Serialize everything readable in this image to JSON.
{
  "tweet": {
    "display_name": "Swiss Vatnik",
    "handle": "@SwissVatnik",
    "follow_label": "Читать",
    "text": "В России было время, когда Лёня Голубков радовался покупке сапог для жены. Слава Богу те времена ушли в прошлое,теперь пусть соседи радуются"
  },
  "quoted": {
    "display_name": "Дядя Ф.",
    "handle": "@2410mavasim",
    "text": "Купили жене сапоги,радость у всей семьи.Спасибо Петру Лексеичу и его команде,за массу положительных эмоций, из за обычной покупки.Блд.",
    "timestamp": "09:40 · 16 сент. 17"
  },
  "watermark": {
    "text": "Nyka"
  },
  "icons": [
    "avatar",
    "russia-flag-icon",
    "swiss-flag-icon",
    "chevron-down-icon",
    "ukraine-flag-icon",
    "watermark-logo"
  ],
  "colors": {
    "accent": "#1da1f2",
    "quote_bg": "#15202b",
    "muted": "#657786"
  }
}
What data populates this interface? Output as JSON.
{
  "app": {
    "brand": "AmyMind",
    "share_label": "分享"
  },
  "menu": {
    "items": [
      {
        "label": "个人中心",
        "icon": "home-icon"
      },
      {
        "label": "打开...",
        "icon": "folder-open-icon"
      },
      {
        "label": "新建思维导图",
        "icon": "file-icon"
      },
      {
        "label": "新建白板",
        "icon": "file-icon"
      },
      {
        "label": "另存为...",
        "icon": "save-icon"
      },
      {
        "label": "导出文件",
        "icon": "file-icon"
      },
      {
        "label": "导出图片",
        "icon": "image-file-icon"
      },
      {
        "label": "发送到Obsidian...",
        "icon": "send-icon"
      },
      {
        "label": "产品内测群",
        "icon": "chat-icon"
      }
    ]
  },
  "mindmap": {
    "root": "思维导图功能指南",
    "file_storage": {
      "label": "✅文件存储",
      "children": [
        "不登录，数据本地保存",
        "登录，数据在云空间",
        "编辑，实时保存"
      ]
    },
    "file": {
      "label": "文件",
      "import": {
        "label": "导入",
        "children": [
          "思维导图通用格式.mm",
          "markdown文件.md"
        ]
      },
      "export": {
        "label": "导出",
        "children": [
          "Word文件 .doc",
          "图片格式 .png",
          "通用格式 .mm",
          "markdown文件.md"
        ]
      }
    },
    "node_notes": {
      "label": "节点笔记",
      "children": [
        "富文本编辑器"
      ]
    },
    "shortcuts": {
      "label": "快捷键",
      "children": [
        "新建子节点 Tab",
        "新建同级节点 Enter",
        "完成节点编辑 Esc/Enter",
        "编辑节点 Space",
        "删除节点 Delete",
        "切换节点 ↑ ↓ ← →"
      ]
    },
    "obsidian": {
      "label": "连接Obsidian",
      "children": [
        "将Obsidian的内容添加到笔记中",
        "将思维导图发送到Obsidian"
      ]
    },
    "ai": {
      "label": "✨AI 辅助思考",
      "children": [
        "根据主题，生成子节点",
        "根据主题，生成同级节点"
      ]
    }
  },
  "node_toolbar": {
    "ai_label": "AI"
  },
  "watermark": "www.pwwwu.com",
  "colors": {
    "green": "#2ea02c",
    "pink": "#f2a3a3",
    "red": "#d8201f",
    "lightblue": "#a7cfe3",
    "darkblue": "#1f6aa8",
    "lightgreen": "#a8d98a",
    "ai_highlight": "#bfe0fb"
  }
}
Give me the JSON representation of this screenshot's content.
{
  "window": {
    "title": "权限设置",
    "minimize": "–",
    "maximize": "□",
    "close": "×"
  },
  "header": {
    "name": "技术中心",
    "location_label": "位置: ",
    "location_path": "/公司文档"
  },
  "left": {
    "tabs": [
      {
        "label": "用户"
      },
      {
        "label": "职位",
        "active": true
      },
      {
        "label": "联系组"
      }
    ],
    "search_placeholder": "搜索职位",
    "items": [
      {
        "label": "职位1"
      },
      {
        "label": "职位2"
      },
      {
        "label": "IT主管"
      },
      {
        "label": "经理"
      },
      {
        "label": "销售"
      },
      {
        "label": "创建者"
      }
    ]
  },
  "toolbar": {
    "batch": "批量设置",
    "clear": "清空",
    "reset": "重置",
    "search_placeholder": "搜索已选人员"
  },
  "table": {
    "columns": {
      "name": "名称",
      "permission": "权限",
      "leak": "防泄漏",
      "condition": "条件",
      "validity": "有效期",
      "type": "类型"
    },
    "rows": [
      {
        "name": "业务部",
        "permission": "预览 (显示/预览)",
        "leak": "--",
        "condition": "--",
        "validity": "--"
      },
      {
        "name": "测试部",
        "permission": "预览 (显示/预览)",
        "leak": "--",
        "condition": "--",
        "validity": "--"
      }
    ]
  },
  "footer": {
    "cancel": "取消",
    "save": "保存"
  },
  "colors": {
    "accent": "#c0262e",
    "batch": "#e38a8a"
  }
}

...

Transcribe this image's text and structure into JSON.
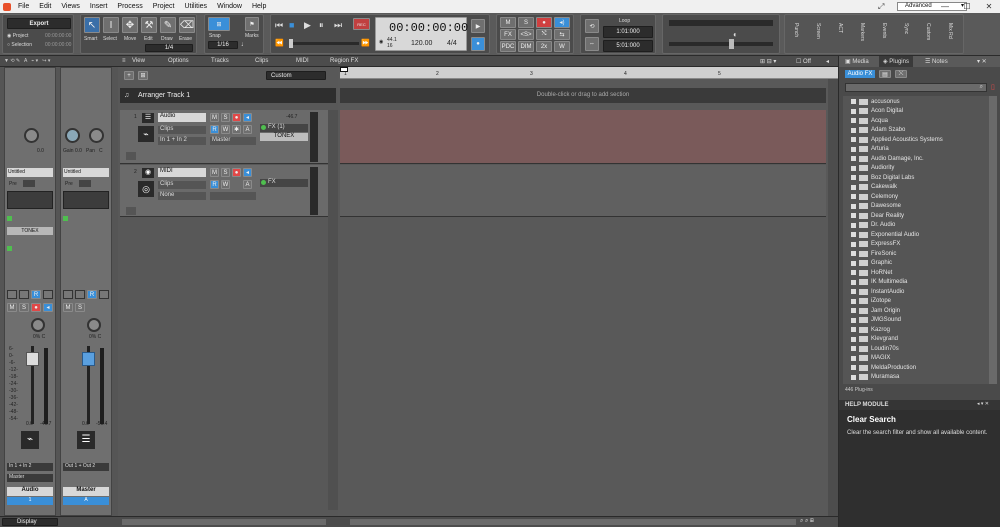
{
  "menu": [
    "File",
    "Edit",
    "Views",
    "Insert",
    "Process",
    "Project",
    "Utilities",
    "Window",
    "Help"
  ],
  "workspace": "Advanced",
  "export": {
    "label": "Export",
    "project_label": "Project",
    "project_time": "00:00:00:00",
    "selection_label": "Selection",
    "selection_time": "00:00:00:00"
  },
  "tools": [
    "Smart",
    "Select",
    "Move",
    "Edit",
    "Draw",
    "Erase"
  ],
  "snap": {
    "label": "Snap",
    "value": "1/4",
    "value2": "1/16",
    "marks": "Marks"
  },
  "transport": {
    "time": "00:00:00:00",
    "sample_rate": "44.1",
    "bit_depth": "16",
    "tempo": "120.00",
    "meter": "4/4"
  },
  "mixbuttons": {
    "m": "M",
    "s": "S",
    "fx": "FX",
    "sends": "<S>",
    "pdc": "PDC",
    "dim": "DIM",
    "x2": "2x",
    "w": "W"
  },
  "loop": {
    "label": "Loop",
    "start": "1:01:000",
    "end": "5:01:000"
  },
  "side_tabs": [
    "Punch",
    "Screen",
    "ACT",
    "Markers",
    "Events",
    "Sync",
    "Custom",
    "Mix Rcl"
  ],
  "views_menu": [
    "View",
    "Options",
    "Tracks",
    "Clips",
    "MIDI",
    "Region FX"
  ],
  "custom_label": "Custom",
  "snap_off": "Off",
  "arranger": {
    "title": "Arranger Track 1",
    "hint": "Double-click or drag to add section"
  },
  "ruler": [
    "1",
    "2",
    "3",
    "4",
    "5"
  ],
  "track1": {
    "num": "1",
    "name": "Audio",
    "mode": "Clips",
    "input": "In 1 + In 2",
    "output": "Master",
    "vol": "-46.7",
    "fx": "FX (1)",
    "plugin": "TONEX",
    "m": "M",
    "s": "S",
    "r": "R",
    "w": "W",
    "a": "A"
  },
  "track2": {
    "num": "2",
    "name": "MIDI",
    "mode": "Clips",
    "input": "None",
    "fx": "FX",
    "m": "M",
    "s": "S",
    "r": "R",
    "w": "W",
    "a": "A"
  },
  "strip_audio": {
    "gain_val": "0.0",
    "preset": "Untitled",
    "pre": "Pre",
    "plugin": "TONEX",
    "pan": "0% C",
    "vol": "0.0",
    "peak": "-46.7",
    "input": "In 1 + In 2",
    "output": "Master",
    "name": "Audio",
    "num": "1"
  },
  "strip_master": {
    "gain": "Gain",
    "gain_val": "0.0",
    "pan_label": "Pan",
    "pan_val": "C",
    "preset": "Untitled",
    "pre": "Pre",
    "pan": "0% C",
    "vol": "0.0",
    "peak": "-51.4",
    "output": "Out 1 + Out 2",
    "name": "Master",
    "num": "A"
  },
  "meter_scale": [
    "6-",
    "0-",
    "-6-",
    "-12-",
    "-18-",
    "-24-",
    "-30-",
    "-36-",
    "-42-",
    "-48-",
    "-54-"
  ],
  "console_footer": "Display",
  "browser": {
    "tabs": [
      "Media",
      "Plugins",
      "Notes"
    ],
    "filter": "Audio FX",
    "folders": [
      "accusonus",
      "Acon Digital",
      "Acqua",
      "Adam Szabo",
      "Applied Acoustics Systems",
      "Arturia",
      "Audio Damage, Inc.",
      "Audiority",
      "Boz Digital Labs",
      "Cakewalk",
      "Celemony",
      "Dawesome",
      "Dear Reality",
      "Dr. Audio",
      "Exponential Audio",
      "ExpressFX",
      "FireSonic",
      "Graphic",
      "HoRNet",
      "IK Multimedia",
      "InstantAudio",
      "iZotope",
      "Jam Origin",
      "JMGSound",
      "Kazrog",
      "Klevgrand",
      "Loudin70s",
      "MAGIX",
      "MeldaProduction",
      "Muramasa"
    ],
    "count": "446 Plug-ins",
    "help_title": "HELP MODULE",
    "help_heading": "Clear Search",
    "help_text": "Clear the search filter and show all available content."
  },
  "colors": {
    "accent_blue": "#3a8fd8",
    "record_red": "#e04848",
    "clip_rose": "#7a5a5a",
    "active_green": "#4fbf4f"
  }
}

■ Task goal: Select every line in the material above where the string "content" occurs, and copy it.

■ Task response:
Give me the JSON representation of this screenshot's content.
    "help_text": "Clear the search filter and show all available content."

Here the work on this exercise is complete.